━━━━━ Dataset records

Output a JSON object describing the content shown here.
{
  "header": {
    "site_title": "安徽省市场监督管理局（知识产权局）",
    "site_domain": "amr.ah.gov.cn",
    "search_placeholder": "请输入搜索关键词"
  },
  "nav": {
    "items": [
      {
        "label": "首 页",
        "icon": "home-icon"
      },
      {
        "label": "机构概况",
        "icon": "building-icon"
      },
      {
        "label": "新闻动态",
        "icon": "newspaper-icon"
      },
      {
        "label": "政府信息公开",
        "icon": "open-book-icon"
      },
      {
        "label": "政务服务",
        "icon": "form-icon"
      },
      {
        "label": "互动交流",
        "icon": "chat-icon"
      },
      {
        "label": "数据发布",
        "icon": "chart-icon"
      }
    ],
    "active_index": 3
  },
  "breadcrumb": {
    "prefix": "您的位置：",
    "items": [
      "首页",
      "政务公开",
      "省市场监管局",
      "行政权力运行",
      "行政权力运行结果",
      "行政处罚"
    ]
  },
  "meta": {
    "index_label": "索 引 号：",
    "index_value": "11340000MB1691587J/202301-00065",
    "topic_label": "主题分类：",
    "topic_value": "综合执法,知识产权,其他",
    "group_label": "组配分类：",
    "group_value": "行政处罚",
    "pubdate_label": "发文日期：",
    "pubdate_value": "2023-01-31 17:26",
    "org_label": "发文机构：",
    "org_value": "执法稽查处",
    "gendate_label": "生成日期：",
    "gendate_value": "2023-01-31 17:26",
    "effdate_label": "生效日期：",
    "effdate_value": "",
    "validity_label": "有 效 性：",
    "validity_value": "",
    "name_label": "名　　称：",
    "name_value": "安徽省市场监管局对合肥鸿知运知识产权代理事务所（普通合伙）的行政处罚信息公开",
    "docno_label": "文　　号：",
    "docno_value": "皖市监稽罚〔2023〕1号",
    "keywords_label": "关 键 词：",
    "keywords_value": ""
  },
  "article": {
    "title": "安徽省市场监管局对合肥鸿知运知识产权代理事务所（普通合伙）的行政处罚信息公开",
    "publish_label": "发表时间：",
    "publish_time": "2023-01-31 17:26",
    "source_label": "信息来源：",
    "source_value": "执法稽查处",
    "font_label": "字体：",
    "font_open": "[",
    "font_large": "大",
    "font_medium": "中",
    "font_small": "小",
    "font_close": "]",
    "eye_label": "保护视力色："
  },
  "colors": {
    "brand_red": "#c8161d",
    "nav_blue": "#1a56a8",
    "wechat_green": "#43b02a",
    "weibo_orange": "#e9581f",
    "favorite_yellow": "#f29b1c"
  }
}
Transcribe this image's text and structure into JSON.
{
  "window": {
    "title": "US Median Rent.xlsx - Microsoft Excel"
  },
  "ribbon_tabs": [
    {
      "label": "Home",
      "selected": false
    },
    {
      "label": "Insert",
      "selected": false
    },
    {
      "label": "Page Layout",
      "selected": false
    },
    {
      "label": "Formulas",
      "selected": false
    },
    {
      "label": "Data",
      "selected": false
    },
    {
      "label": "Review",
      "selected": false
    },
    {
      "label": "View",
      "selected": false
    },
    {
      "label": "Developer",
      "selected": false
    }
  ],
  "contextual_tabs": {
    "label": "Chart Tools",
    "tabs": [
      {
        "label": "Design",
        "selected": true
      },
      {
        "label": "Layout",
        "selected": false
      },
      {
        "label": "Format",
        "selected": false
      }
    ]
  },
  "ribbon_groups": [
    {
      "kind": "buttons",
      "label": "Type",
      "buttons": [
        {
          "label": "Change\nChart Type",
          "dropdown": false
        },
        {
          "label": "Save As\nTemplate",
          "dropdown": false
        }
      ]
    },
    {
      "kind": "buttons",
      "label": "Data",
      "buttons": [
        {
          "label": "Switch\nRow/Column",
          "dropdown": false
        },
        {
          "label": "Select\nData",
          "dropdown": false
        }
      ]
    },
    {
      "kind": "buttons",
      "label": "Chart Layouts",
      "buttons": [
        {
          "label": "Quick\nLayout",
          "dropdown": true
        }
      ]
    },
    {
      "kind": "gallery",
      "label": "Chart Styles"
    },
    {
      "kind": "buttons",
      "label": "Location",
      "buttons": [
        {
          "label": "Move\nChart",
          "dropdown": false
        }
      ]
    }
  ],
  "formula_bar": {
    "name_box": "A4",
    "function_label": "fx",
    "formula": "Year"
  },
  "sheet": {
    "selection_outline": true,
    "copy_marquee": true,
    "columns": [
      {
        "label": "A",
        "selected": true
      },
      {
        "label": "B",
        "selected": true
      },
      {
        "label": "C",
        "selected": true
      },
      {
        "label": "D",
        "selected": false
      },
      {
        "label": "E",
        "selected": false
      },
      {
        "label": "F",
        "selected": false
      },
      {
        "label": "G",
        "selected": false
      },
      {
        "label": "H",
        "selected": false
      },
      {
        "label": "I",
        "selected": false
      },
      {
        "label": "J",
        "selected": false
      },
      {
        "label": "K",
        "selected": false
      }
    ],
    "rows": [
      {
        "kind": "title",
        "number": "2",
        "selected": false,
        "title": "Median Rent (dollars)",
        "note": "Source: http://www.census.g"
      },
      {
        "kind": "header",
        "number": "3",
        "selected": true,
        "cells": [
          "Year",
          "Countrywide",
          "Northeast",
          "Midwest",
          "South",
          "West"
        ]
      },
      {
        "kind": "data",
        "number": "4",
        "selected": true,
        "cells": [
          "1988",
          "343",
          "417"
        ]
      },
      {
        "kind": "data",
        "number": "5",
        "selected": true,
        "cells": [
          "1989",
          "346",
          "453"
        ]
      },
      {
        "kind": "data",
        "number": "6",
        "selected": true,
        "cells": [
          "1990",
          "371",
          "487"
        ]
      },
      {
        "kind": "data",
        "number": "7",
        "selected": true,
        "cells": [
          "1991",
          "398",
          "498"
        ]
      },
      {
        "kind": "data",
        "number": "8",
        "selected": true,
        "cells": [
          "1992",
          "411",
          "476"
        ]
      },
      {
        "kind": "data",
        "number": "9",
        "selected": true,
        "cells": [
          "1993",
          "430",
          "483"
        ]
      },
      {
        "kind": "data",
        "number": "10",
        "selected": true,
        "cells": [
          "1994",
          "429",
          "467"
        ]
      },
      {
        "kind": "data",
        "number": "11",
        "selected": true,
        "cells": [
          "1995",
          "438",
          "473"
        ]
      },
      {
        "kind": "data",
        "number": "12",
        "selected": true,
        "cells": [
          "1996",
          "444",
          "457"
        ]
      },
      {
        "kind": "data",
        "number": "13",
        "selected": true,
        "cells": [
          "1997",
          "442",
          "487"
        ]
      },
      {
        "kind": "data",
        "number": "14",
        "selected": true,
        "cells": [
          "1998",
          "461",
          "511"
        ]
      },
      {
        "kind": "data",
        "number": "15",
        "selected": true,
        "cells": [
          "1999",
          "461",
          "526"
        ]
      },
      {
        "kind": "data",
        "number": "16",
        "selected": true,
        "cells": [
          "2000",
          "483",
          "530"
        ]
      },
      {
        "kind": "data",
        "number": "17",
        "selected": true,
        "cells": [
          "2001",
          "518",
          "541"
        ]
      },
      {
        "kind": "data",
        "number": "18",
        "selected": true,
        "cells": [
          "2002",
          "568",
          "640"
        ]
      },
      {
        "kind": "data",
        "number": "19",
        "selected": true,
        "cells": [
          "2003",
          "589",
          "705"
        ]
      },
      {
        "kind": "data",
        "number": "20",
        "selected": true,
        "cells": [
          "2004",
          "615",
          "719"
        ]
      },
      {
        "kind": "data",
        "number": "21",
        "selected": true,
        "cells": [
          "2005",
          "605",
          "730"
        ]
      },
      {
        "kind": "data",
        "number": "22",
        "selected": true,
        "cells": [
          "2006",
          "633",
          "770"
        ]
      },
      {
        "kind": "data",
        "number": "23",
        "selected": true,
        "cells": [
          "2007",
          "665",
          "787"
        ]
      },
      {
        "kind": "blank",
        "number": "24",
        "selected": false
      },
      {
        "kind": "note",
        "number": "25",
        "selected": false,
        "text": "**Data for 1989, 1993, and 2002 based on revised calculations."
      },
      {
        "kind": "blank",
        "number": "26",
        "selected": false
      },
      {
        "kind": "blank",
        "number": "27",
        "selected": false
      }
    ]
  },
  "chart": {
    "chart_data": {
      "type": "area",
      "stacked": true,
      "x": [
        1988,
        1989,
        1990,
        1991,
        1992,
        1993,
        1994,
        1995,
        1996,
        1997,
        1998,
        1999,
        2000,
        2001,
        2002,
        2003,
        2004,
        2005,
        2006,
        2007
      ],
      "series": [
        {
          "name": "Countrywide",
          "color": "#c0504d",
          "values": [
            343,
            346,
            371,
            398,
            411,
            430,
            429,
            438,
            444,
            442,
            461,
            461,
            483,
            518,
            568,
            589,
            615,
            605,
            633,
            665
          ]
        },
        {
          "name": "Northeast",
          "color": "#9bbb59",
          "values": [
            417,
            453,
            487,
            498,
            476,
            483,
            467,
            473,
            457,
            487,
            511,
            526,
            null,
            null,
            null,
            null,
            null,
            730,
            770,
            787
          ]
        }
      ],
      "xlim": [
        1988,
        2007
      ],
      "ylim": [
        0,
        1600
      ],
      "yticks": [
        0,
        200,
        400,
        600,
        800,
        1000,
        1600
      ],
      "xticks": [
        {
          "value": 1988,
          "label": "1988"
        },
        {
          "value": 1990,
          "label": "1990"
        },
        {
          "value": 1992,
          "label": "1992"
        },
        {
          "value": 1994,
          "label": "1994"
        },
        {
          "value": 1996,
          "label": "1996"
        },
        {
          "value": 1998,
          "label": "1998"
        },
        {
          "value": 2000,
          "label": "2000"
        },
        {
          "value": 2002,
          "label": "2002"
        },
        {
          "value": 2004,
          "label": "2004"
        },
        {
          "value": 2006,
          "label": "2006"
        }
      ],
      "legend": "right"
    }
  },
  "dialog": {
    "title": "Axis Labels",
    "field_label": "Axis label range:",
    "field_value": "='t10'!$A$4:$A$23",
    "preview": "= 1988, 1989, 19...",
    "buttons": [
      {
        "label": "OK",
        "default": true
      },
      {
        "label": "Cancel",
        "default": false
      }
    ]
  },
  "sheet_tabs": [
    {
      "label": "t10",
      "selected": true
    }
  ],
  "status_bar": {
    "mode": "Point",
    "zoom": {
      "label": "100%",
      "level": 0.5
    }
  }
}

━━━━━━━━━━

● Stated goal:
Show the lines of the data that hold the word "普通合伙".

● Result for this task:
    "name_value": "安徽省市场监管局对合肥鸿知运知识产权代理事务所（普通合伙）的行政处罚信息公开",
    "title": "安徽省市场监管局对合肥鸿知运知识产权代理事务所（普通合伙）的行政处罚信息公开",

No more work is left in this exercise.